#### PASSAGE PROVIDED
####
This is an urgent need
Last Updated 14 January 2019, 09:43 IST

India has one of the largest and most complex legal professional and legal education systems in the world. Over 1.3 million advocates practice in Indian courts, which currently employ 16,726 judges in the lower judiciary, against a sanctioned strength of 22,474. Another 700 judges in the high courts and the Supreme Court, against a sanctioned strength of over 1,100, run the higher judiciary.

India also has one of the largest number of legal education institutions — over 1,500 law colleges and law schools. Some 1.5 lakh students graduate from these institutions every year. Further, the government is the biggest litigant in Indian courts, and over 3.3 crore cases remain pending in all the courts. Addressing the challenges of the justice delivery system is critical and, hence, fundamental reforms in legal education ought to receive the highest national priority.

Laws relating to universities and higher education institutions remain complex and multi-layered and mostly overlap with multiple regulatory bodies overseeing the same set of institutions. Law colleges are located in public universities, set up by both the parliament and state legislatures. Central universities set up by parliament, like the University of Delhi or Banaras or Aligarh, have their law faculty or department operating as the law school of that university.

State universities like the University of Calcutta, Mumbai, Madras, Pune, Osmania, etc, are mostly affiliating universities, where they generally affiliate law colleges set up by private trusts and societies and, in some cases, they have their own law departments or schools in addition.

The major problem facing Indian legal education today is this affiliated law college system of state universities. There is an institutionalised mediocrity and dilution of academic standards in a majority of these law colleges. The mushrooming of law colleges and the mass production of incompetent lawyers across the country have contributed to the dilution of standards in both legal education and the legal profession. For example, the three state universities of western Uttar Pradesh — Meerut, Agra and Kanpur universities — have 107, 40 and 67 law colleges affiliated to them, respectively. These 214 law colleges offer over 25,000 seats in the LLB degree programme alone.

The stratification of law colleges with varying legal, regulatory, institutional and governance structures has undermined the development of quality standards, academic ecosystem and the pursuit of excellence in most law schools.
####
#### ENTRIES SHOWN

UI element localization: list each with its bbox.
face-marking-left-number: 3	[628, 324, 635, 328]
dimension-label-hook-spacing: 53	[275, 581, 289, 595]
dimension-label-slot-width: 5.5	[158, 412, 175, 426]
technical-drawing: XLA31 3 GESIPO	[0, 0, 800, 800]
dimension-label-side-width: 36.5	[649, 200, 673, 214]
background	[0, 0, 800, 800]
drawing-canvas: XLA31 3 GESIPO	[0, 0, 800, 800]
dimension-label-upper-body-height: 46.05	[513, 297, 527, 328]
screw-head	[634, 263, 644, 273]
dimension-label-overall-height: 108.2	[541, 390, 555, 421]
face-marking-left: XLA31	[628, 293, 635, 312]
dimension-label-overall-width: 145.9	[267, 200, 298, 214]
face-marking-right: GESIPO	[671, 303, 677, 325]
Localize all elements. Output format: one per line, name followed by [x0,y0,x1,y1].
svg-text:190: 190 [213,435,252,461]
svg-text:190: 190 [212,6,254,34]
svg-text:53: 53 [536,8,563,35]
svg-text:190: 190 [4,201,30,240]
####
Decide whether each statement agrees with the passage on Indian legal education, answering yes or no and quoting the deciding words: (a) India has more than 1,500 law colleges and law schools. (b) The lower judiciary currently employs more judges than its sanctioned strength. (c) The University of Calcutta is a central university set up by parliament.

(a) Yes: "over 1,500 law colleges and law schools"
(b) No: "currently employ 16,726 judges in the lower judiciary, against a sanctioned strength of 22,474"
(c) No: "State universities like the University of Calcutta, Mumbai, Madras, Pune, Osmania, etc, are mostly affiliating universities"